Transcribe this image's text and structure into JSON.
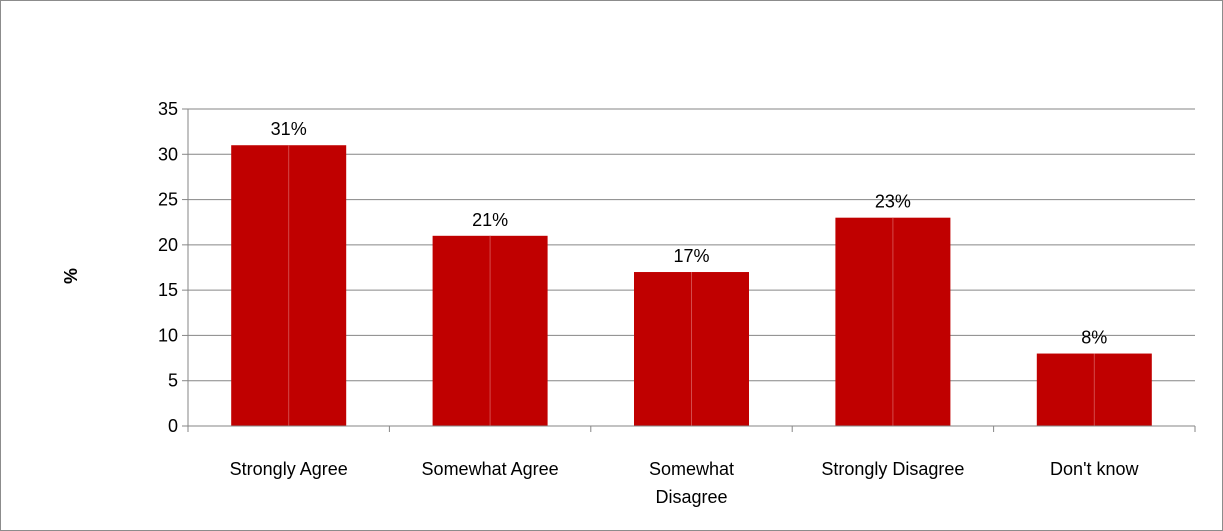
{
  "chart_data": {
    "type": "bar",
    "title": "",
    "xlabel": "",
    "ylabel": "%",
    "ylim": [
      0,
      35
    ],
    "yticks": [
      0,
      5,
      10,
      15,
      20,
      25,
      30,
      35
    ],
    "grid": true,
    "categories": [
      [
        "Strongly Agree"
      ],
      [
        "Somewhat Agree"
      ],
      [
        "Somewhat",
        "Disagree"
      ],
      [
        "Strongly Disagree"
      ],
      [
        "Don't know"
      ]
    ],
    "values": [
      31,
      21,
      17,
      23,
      8
    ],
    "data_labels": [
      "31%",
      "21%",
      "17%",
      "23%",
      "8%"
    ],
    "bar_color": "#c00000",
    "grid_color": "#868686"
  }
}
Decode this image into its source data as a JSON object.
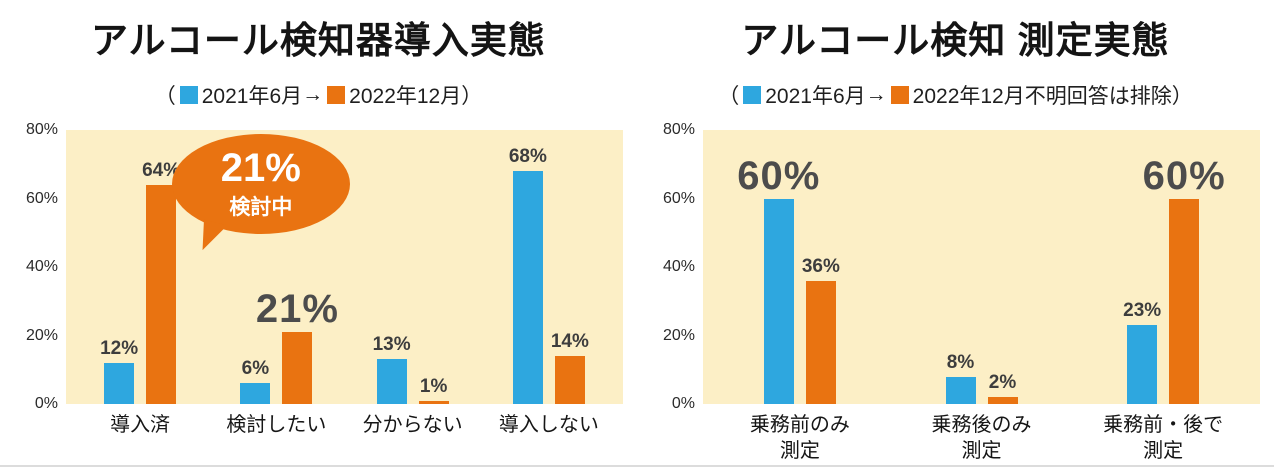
{
  "page": {
    "background": "#ffffff"
  },
  "colors": {
    "blue": "#2EA7DF",
    "orange": "#E97311",
    "plot_bg": "#FCEFC6",
    "label_text": "#3D3D3D"
  },
  "chart_data": [
    {
      "type": "bar",
      "title": "アルコール検知器導入実態",
      "legend": {
        "prefix": "（",
        "arrow": "→",
        "suffix": "）"
      },
      "categories": [
        "導入済",
        "検討したい",
        "分からない",
        "導入しない"
      ],
      "series": [
        {
          "name": "2021年6月",
          "color": "#2EA7DF",
          "values": [
            12,
            6,
            13,
            68
          ],
          "labels": [
            "12%",
            "6%",
            "13%",
            "68%"
          ],
          "big": [
            false,
            false,
            false,
            false
          ]
        },
        {
          "name": "2022年12月",
          "color": "#E97311",
          "values": [
            64,
            21,
            1,
            14
          ],
          "labels": [
            "64%",
            "21%",
            "1%",
            "14%"
          ],
          "big": [
            false,
            true,
            false,
            false
          ]
        }
      ],
      "ylim": [
        0,
        80
      ],
      "yticks": [
        "80%",
        "60%",
        "40%",
        "20%",
        "0%"
      ],
      "grid": false,
      "legend_position": "top",
      "callout": {
        "value": "21%",
        "label": "検討中"
      }
    },
    {
      "type": "bar",
      "title": "アルコール検知 測定実態",
      "legend": {
        "prefix": "（",
        "arrow": "→",
        "suffix": " 不明回答は排除）"
      },
      "categories": [
        "乗務前のみ\n測定",
        "乗務後のみ\n測定",
        "乗務前・後で\n測定"
      ],
      "series": [
        {
          "name": "2021年6月",
          "color": "#2EA7DF",
          "values": [
            60,
            8,
            23
          ],
          "labels": [
            "60%",
            "8%",
            "23%"
          ],
          "big": [
            true,
            false,
            false
          ]
        },
        {
          "name": "2022年12月",
          "color": "#E97311",
          "values": [
            36,
            2,
            60
          ],
          "labels": [
            "36%",
            "2%",
            "60%"
          ],
          "big": [
            false,
            false,
            true
          ]
        }
      ],
      "ylim": [
        0,
        80
      ],
      "yticks": [
        "80%",
        "60%",
        "40%",
        "20%",
        "0%"
      ],
      "grid": false,
      "legend_position": "top"
    }
  ]
}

※

INSTRUCTION -> Of the lines in the material, how many include "image"? Respond with the number alone.

EXERCISE SOLUTION -> 2